• **Data excerpts**
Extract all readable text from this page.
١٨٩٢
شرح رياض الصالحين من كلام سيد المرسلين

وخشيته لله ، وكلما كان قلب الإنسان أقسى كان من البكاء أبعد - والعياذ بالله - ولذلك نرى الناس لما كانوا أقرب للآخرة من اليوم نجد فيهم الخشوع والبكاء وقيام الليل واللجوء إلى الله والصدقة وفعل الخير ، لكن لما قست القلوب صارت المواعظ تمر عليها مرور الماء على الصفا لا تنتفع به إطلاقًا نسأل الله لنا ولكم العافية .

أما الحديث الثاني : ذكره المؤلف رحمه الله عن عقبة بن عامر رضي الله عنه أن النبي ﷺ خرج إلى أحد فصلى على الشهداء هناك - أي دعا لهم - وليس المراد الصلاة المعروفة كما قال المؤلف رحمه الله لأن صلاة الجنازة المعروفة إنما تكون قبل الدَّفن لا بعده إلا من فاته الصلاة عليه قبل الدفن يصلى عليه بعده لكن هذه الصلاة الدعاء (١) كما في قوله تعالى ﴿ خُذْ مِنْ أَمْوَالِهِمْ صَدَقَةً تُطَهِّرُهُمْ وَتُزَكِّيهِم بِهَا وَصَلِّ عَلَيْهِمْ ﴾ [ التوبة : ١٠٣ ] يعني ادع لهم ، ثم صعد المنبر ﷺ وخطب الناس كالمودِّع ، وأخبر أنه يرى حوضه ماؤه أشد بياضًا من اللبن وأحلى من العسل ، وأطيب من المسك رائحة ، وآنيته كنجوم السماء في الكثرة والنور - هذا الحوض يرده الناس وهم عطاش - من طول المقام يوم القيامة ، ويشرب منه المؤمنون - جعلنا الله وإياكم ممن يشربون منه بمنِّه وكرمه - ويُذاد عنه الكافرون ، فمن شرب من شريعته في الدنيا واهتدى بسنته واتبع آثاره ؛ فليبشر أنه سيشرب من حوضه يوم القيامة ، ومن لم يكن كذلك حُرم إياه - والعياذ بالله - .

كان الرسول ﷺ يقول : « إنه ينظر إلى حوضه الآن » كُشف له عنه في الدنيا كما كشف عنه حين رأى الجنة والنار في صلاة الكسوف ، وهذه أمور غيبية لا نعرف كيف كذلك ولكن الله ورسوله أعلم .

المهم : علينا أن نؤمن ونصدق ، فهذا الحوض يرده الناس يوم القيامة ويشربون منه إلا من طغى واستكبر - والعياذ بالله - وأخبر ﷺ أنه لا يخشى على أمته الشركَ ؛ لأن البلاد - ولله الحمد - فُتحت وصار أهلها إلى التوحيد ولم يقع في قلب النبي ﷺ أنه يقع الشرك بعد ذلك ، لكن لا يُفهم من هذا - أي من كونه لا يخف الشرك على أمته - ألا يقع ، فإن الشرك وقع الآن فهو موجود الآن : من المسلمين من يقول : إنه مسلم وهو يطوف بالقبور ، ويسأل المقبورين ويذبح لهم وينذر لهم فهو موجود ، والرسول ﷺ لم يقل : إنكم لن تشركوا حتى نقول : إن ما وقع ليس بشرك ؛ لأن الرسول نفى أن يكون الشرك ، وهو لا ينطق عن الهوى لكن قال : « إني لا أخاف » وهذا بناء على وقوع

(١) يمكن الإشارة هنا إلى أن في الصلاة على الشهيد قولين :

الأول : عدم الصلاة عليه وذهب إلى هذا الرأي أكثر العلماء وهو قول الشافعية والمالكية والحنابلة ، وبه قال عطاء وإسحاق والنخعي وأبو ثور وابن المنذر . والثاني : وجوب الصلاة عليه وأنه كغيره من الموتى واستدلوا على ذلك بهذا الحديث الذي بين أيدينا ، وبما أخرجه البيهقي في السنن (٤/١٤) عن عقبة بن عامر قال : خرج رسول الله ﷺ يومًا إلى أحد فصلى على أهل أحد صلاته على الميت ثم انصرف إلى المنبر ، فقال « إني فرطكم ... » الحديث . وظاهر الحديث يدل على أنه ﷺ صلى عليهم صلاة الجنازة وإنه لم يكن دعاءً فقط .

• **Written instruction**
Your task is to print all of the records exactly.

• **Full output**
Extract all readable text from this page.
١٨٩٢
شرح رياض الصالحين من كلام سيد المرسلين

وخشيته لله ، وكلما كان قلب الإنسان أقسى كان من البكاء أبعد - والعياذ بالله - ولذلك نرى الناس لما كانوا أقرب للآخرة من اليوم نجد فيهم الخشوع والبكاء وقيام الليل واللجوء إلى الله والصدقة وفعل الخير ، لكن لما قست القلوب صارت المواعظ تمر عليها مرور الماء على الصفا لا تنتفع به إطلاقًا نسأل الله لنا ولكم العافية .

أما الحديث الثاني : ذكره المؤلف رحمه الله عن عقبة بن عامر رضي الله عنه أن النبي ﷺ خرج إلى أحد فصلى على الشهداء هناك - أي دعا لهم - وليس المراد الصلاة المعروفة كما قال المؤلف رحمه الله لأن صلاة الجنازة المعروفة إنما تكون قبل الدَّفن لا بعده إلا من فاته الصلاة عليه قبل الدفن يصلى عليه بعده لكن هذه الصلاة الدعاء (١) كما في قوله تعالى ﴿ خُذْ مِنْ أَمْوَالِهِمْ صَدَقَةً تُطَهِّرُهُمْ وَتُزَكِّيهِم بِهَا وَصَلِّ عَلَيْهِمْ ﴾ [ التوبة : ١٠٣ ] يعني ادع لهم ، ثم صعد المنبر ﷺ وخطب الناس كالمودِّع ، وأخبر أنه يرى حوضه ماؤه أشد بياضًا من اللبن وأحلى من العسل ، وأطيب من المسك رائحة ، وآنيته كنجوم السماء في الكثرة والنور - هذا الحوض يرده الناس وهم عطاش - من طول المقام يوم القيامة ، ويشرب منه المؤمنون - جعلنا الله وإياكم ممن يشربون منه بمنِّه وكرمه - ويُذاد عنه الكافرون ، فمن شرب من شريعته في الدنيا واهتدى بسنته واتبع آثاره ؛ فليبشر أنه سيشرب من حوضه يوم القيامة ، ومن لم يكن كذلك حُرم إياه - والعياذ بالله - .

كان الرسول ﷺ يقول : « إنه ينظر إلى حوضه الآن » كُشف له عنه في الدنيا كما كشف عنه حين رأى الجنة والنار في صلاة الكسوف ، وهذه أمور غيبية لا نعرف كيف كذلك ولكن الله ورسوله أعلم .

المهم : علينا أن نؤمن ونصدق ، فهذا الحوض يرده الناس يوم القيامة ويشربون منه إلا من طغى واستكبر - والعياذ بالله - وأخبر ﷺ أنه لا يخشى على أمته الشركَ ؛ لأن البلاد - ولله الحمد - فُتحت وصار أهلها إلى التوحيد ولم يقع في قلب النبي ﷺ أنه يقع الشرك بعد ذلك ، لكن لا يُفهم من هذا - أي من كونه لا يخف الشرك على أمته - ألا يقع ، فإن الشرك وقع الآن فهو موجود الآن : من المسلمين من يقول : إنه مسلم وهو يطوف بالقبور ، ويسأل المقبورين ويذبح لهم وينذر لهم فهو موجود ، والرسول ﷺ لم يقل : إنكم لن تشركوا حتى نقول : إن ما وقع ليس بشرك ؛ لأن الرسول نفى أن يكون الشرك ، وهو لا ينطق عن الهوى لكن قال : « إني لا أخاف » وهذا بناء على وقوع

(١) يمكن الإشارة هنا إلى أن في الصلاة على الشهيد قولين :

الأول : عدم الصلاة عليه وذهب إلى هذا الرأي أكثر العلماء وهو قول الشافعية والمالكية والحنابلة ، وبه قال عطاء وإسحاق والنخعي وأبو ثور وابن المنذر . والثاني : وجوب الصلاة عليه وأنه كغيره من الموتى واستدلوا على ذلك بهذا الحديث الذي بين أيدينا ، وبما أخرجه البيهقي في السنن (٤/١٤) عن عقبة بن عامر قال : خرج رسول الله ﷺ يومًا إلى أحد فصلى على أهل أحد صلاته على الميت ثم انصرف إلى المنبر ، فقال « إني فرطكم ... » الحديث . وظاهر الحديث يدل على أنه ﷺ صلى عليهم صلاة الجنازة وإنه لم يكن دعاءً فقط .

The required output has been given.